+++ SOURCE EXTRACT +++
= Choquelimpie =

Volcano in Chile

Choquelimpie is a 5327 m high volcano in Chile. It is constructed from several separate layers of andesite and dacite on top of Tertiary and Precambrian layers. The volcano was active over six million years ago, with the neighbouring volcano Ajoya active over seven million years ago. Since then, erosion and glacial activity have dramatically reduced the height of the volcano and excavated a central depression.

Choquelimpie is part of one of two belts of volcanically-generated ore deposits. It is mined for silver and gold since Spanish times and a prospect in the 1980s indicated the presence of over eleven tons of ore.

== Geography and vegetation ==
Choquelimpie is located in Parinacota province, Arica y Parinacota Region, Chile. The border with Bolivia is 20 km east.

The basement rock surrounding Choquelimpie is mostly of Tertiary age or younger, with the exception of a narrow segment of Precambrian schists. Some of the Tertiary rocks are sediments which accumulated in basins and are of volcanic or biogenic origin. Volcanism in the area started with ignimbrites and now-eroded stratovolcanoes which have been dated at 10 ± 0.6 mya and the 19 mya Condoriri ignimbrite. Local fault zones and lineaments also contribute to the geomorphology.

Plant species found at Choquelimpie include Poa grasses, ragworts and Xenophyllum.

== Geology ==
The former Choquelimpie volcano which partially overlaps with the Ajoya volcano to the northeast was about 5600–6000 m high and surface area of 4.5 × 3.8 km. Later erosion removed most of the central portion of the volcano, lowering it to 4550 m and leaving a rim behind with altitudes of about 5300 m. The rim was later breached by Milluni creek. Some hills within the central depression include Cerro Choquelimpie which is the main mining place. Mass failure may have also helped at exposing the buried parts of the volcano.

In order of age, five units have been distinguished. The oldest is a dacitic breccia up to 200 m thick which forms Cerro Antena in the midwestern segment of the volcano. Two subsequent andesite and dacite layers form the bulk of the volcano's flanks. They include both breccia and lava flows and the andesite layer is up to 150 m thick. Biotite, hornblende, plagioclase and quartz form most of the phenocrysts in these layers. Five different dacitic lava domes and lava dome like structures are found in the central sector of the volcano including Cerro Chivaque and form the penultimate layer. Finally, andesitic dykes and one dacitic pipe were intruded. Two major regional lineaments have influenced Choquelimpie volcanism. One caldera may be associated with Choquelimpie. Dates obtained from Choquelimpie are over 6.60 ± 0.2 mya old. Choquelimpie's rocks are overall calc-alkaline shoshonite in terms of composition.
+++ GIVEN INFORMATION +++
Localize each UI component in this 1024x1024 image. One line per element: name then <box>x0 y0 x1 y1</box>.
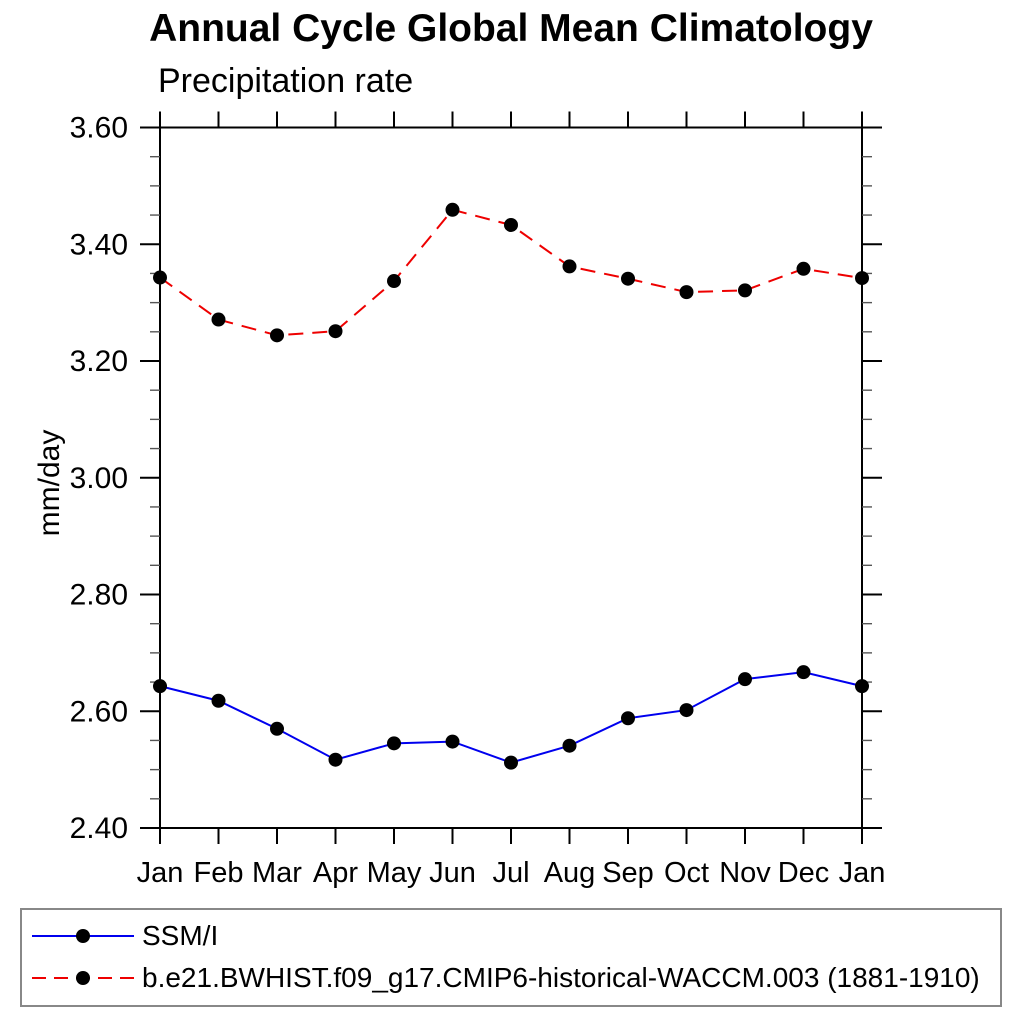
+++
* GIVEN EXERCISE: In the Choquelimpie volcano article, translate this sentence into Spanish: "The rim was later breached by Milluni creek."

* RESPONSE FOR THIS EXERCISE: El borde fue atravesado posteriormente por el arroyo Milluni.